Quote every one of the lines below word for word, without changing anything.

▶ **A few records**:
══════════

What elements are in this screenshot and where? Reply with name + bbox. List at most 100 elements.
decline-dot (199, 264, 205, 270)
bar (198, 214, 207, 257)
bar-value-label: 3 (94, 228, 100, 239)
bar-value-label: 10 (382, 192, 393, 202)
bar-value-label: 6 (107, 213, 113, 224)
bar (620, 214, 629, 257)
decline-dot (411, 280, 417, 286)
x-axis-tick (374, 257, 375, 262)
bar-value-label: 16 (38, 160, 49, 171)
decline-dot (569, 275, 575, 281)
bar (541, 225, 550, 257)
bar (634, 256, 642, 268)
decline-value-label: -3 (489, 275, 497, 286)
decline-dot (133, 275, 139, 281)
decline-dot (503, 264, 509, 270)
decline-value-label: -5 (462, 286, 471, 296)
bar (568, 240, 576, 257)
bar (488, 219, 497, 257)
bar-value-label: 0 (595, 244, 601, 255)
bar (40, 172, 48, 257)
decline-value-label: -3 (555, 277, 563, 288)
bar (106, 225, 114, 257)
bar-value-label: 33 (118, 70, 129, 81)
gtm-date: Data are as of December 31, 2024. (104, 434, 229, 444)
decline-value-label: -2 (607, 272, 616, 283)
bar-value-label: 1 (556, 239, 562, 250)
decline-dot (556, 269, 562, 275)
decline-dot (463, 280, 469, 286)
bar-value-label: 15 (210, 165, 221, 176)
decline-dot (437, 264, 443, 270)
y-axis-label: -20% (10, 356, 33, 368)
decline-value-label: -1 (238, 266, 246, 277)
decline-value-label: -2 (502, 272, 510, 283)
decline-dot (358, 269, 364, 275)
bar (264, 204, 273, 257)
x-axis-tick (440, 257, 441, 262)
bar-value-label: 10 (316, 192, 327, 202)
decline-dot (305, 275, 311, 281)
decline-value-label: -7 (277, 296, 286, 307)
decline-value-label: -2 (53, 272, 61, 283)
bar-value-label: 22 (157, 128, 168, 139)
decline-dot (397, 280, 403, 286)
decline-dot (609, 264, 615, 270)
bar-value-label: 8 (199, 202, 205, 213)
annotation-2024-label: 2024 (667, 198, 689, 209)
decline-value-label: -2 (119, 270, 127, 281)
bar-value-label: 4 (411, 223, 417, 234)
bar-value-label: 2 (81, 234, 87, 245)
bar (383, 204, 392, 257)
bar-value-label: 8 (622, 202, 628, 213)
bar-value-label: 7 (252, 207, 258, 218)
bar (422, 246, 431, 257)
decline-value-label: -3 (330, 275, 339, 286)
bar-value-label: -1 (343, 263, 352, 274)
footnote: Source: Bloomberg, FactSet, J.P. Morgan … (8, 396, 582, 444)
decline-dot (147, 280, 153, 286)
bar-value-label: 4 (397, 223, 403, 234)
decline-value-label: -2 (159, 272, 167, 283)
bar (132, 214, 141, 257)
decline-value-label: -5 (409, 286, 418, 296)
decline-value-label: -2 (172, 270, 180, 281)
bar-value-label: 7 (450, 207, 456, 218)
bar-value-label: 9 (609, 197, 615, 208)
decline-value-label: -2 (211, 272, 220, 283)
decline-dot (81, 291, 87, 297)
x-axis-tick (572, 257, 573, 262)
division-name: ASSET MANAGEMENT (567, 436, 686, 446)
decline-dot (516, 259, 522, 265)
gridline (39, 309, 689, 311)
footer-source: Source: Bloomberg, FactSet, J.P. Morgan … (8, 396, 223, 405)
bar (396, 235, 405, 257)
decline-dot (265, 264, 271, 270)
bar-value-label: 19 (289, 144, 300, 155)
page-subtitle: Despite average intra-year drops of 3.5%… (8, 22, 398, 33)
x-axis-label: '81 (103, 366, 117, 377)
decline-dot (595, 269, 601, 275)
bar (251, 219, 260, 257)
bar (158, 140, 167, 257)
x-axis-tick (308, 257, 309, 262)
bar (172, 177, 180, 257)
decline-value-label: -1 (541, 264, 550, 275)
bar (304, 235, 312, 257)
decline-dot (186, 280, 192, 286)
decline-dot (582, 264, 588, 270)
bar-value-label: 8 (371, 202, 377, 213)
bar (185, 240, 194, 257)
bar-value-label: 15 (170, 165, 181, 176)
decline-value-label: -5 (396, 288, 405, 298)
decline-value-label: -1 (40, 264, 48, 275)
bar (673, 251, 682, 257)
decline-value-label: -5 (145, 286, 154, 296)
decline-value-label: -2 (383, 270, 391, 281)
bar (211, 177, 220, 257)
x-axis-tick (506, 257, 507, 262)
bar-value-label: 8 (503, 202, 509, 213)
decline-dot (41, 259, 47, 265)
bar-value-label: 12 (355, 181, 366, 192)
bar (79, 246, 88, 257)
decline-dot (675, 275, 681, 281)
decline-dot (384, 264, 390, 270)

══════════

▶ **Solved exercise**:
What elements are in this screenshot and where? Reply with name + bbox. List at most 100 elements.
decline-dot (199, 264, 205, 270)
bar (198, 214, 207, 257)
bar-value-label: 3 (94, 228, 100, 239)
bar-value-label: 10 (382, 192, 393, 202)
bar-value-label: 6 (107, 213, 113, 224)
bar (620, 214, 629, 257)
decline-dot (411, 280, 417, 286)
x-axis-tick (374, 257, 375, 262)
bar-value-label: 16 (38, 160, 49, 171)
decline-dot (569, 275, 575, 281)
bar (541, 225, 550, 257)
bar (634, 256, 642, 268)
decline-value-label: -3 (489, 275, 497, 286)
decline-dot (133, 275, 139, 281)
decline-dot (503, 264, 509, 270)
decline-value-label: -5 (462, 286, 471, 296)
bar (568, 240, 576, 257)
bar (488, 219, 497, 257)
bar-value-label: 0 (595, 244, 601, 255)
bar (40, 172, 48, 257)
decline-value-label: -3 (555, 277, 563, 288)
bar (106, 225, 114, 257)
bar-value-label: 33 (118, 70, 129, 81)
gtm-date: Data are as of December 31, 2024. (104, 434, 229, 444)
decline-value-label: -2 (607, 272, 616, 283)
bar-value-label: 1 (556, 239, 562, 250)
decline-dot (556, 269, 562, 275)
decline-dot (463, 280, 469, 286)
bar-value-label: 15 (210, 165, 221, 176)
decline-dot (437, 264, 443, 270)
y-axis-label: -20% (10, 356, 33, 368)
decline-value-label: -1 (238, 266, 246, 277)
decline-value-label: -2 (502, 272, 510, 283)
decline-dot (358, 269, 364, 275)
bar (264, 204, 273, 257)
x-axis-tick (440, 257, 441, 262)
bar-value-label: 10 (316, 192, 327, 202)
decline-dot (305, 275, 311, 281)
decline-value-label: -7 (277, 296, 286, 307)
decline-value-label: -2 (53, 272, 61, 283)
bar-value-label: 22 (157, 128, 168, 139)
decline-dot (397, 280, 403, 286)
decline-dot (609, 264, 615, 270)
bar-value-label: 8 (199, 202, 205, 213)
annotation-2024-label: 2024 (667, 198, 689, 209)
decline-value-label: -2 (119, 270, 127, 281)
bar-value-label: 4 (411, 223, 417, 234)
bar-value-label: 2 (81, 234, 87, 245)
bar (383, 204, 392, 257)
bar-value-label: 8 (622, 202, 628, 213)
bar-value-label: 7 (252, 207, 258, 218)
bar (422, 246, 431, 257)
decline-value-label: -3 (330, 275, 339, 286)
bar-value-label: -1 (343, 263, 352, 274)
footnote: Source: Bloomberg, FactSet, J.P. Morgan … (8, 396, 582, 444)
decline-dot (147, 280, 153, 286)
bar-value-label: 4 (397, 223, 403, 234)
decline-value-label: -2 (159, 272, 167, 283)
bar (132, 214, 141, 257)
decline-value-label: -5 (409, 286, 418, 296)
decline-value-label: -2 (172, 270, 180, 281)
bar-value-label: 7 (450, 207, 456, 218)
bar-value-label: 9 (609, 197, 615, 208)
decline-value-label: -2 (211, 272, 220, 283)
decline-dot (81, 291, 87, 297)
x-axis-tick (572, 257, 573, 262)
division-name: ASSET MANAGEMENT (567, 436, 686, 446)
decline-dot (516, 259, 522, 265)
gridline (39, 309, 689, 311)
footer-source: Source: Bloomberg, FactSet, J.P. Morgan … (8, 396, 223, 405)
bar (396, 235, 405, 257)
decline-dot (265, 264, 271, 270)
bar-value-label: 19 (289, 144, 300, 155)
page-subtitle: Despite average intra-year drops of 3.5%… (8, 22, 398, 33)
x-axis-label: '81 (103, 366, 117, 377)
decline-dot (595, 269, 601, 275)
bar (251, 219, 260, 257)
bar (158, 140, 167, 257)
x-axis-tick (308, 257, 309, 262)
bar (172, 177, 180, 257)
decline-value-label: -1 (541, 264, 550, 275)
bar (304, 235, 312, 257)
decline-dot (186, 280, 192, 286)
decline-dot (582, 264, 588, 270)
bar-value-label: 8 (371, 202, 377, 213)
bar (185, 240, 194, 257)
bar-value-label: 15 (170, 165, 181, 176)
decline-value-label: -5 (396, 288, 405, 298)
decline-value-label: -1 (40, 264, 48, 275)
bar (673, 251, 682, 257)
decline-value-label: -5 (145, 286, 154, 296)
decline-value-label: -2 (383, 270, 391, 281)
bar (211, 177, 220, 257)
x-axis-tick (506, 257, 507, 262)
bar-value-label: 8 (503, 202, 509, 213)
decline-dot (41, 259, 47, 265)
bar-value-label: 12 (355, 181, 366, 192)
bar (79, 246, 88, 257)
decline-dot (675, 275, 681, 281)
decline-dot (384, 264, 390, 270)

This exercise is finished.